Stored data:
#####
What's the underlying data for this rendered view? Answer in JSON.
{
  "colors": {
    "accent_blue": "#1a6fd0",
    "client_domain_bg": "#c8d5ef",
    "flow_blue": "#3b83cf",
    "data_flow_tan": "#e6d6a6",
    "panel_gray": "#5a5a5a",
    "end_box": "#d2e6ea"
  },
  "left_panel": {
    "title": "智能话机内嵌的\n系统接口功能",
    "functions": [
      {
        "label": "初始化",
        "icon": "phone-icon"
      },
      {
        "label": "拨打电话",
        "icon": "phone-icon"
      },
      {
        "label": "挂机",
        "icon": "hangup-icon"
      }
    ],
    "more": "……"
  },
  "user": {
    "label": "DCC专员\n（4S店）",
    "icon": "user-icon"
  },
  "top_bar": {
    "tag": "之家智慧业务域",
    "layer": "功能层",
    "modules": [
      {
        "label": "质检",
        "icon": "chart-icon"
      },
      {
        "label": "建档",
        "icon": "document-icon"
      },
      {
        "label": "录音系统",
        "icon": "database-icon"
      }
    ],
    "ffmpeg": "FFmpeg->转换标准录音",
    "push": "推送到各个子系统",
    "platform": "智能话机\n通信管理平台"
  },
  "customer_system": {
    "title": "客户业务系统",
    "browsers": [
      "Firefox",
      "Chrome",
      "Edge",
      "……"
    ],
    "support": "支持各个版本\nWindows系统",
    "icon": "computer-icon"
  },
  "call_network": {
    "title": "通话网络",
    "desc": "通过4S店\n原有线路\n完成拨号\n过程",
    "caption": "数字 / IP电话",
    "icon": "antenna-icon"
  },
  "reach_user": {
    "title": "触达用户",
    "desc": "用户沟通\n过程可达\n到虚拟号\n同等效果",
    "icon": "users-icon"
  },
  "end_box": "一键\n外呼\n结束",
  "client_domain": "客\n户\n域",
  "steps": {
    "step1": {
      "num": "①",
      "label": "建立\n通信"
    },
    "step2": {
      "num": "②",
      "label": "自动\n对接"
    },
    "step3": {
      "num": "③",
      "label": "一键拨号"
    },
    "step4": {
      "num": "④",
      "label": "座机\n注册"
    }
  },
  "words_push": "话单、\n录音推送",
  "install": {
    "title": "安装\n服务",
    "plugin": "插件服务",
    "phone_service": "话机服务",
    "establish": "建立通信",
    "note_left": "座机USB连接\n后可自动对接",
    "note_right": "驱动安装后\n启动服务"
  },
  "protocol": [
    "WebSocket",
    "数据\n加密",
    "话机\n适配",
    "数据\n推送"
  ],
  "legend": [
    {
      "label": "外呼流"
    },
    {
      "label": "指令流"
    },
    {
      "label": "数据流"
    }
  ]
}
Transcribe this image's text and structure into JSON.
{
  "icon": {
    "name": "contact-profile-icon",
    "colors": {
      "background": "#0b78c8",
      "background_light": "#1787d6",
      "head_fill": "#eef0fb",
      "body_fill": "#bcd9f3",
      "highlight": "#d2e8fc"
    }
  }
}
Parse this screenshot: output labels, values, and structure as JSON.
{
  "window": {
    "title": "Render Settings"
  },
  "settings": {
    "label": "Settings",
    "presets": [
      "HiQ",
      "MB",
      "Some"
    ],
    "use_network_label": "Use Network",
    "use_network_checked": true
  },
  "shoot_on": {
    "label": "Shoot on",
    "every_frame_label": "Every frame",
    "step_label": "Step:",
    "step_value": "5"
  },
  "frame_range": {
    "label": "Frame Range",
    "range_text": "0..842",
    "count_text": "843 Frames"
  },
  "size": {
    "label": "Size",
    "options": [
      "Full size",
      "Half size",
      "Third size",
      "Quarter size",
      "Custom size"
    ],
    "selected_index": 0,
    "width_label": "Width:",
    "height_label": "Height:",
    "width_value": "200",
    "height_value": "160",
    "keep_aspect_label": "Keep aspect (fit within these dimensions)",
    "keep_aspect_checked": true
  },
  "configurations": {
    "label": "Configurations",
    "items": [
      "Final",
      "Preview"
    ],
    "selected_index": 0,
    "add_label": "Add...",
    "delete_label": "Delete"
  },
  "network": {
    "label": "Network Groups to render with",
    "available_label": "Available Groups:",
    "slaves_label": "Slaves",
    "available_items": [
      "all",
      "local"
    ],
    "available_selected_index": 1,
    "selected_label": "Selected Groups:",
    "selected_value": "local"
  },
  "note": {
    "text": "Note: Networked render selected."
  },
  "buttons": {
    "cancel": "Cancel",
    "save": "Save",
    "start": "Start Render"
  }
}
#####
Prompt ▸ Report only how many lines in the records contain the word "Groups".

Worked answer ▸ 3